**Dataset excerpt**
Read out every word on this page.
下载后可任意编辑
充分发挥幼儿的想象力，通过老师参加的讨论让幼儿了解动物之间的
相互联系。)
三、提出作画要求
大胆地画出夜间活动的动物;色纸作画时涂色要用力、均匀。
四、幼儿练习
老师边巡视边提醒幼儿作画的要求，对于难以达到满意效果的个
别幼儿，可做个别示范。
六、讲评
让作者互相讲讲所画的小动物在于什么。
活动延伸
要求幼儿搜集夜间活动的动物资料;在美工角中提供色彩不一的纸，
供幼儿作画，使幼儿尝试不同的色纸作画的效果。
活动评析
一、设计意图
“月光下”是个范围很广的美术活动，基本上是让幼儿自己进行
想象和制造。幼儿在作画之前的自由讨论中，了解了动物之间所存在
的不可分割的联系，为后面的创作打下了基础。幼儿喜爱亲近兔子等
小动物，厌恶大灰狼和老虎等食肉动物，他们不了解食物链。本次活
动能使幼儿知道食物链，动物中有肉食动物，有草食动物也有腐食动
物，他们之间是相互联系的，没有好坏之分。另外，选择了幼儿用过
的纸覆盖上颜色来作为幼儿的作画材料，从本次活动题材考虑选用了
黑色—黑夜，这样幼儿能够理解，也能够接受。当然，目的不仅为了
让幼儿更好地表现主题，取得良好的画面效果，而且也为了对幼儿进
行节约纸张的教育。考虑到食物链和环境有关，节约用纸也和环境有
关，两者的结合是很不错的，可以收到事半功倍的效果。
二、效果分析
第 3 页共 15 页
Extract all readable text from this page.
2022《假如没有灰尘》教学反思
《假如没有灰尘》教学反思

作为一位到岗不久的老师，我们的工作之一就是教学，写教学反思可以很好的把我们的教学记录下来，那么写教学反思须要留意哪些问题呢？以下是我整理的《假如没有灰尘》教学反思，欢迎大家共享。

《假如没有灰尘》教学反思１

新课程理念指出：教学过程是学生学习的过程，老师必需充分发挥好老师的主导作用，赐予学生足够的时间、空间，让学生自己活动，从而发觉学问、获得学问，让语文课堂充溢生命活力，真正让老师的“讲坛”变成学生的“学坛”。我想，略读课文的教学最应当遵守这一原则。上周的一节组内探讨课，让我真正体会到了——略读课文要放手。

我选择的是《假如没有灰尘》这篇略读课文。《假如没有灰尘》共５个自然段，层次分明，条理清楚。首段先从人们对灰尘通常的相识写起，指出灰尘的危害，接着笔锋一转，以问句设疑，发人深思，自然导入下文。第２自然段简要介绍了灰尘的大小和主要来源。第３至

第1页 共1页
...
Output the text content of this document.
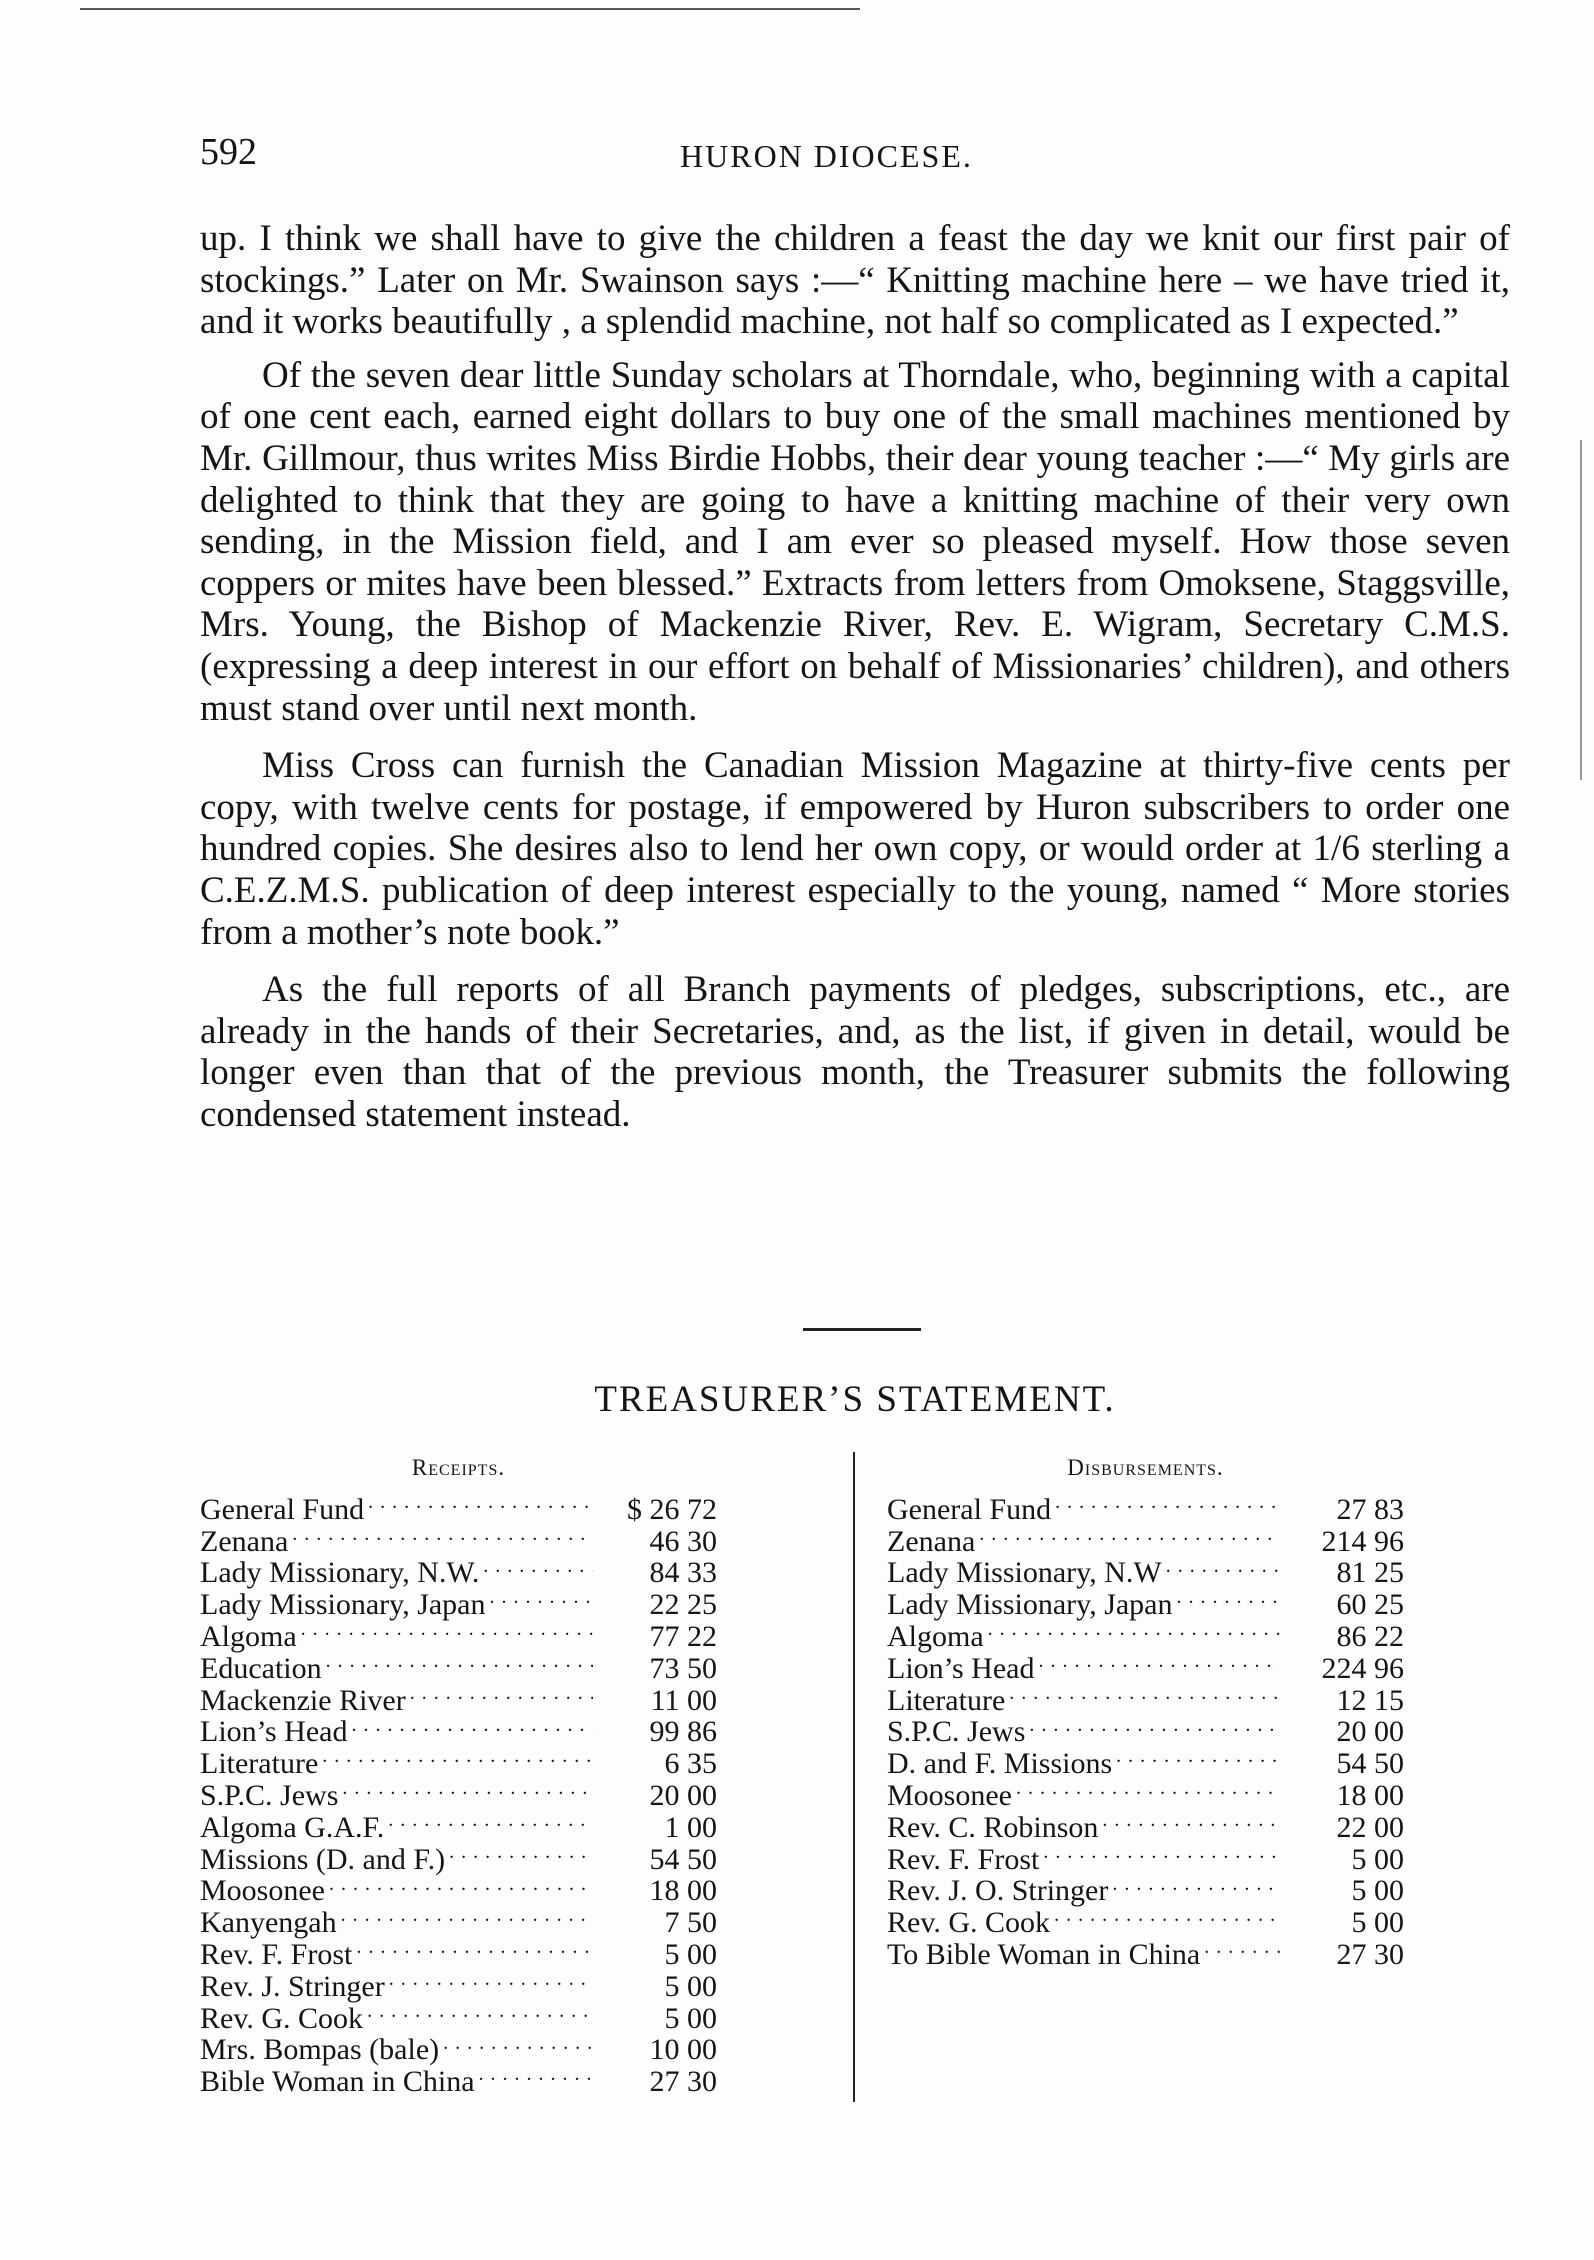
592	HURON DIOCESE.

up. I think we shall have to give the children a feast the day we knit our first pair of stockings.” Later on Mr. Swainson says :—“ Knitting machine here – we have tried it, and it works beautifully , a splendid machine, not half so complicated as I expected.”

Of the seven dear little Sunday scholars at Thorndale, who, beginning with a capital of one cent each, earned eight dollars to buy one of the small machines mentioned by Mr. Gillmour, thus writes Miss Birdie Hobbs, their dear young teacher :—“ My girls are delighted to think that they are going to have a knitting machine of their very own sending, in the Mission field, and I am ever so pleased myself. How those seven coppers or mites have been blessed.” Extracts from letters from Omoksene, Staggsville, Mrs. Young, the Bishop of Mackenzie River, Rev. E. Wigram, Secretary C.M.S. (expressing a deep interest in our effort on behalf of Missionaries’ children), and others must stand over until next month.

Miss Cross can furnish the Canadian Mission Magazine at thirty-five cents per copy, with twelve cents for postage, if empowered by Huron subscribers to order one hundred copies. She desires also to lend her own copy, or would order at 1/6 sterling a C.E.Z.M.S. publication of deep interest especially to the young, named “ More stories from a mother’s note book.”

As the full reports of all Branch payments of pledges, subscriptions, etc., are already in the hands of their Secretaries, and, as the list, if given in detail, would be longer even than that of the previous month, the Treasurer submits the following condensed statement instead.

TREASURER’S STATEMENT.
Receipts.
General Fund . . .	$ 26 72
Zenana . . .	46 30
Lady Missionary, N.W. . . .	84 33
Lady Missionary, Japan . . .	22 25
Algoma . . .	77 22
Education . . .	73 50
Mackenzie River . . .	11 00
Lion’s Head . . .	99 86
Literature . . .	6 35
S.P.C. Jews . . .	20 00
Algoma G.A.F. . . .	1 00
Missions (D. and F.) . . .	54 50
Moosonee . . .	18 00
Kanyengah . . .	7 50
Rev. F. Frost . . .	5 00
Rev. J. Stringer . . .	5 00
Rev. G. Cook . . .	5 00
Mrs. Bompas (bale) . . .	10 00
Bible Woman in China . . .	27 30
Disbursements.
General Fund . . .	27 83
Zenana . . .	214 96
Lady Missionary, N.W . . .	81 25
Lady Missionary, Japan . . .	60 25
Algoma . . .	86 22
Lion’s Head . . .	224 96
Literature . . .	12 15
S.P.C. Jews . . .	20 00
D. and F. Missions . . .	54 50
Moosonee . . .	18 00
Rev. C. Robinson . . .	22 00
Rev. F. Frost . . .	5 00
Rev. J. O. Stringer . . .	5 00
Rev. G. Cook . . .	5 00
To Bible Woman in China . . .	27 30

**JOB**
Using the listing above, show each line holding the string "Bible".

**WRITTEN SOLUTION**
Bible Woman in China . . .	27 30
To Bible Woman in China . . .	27 30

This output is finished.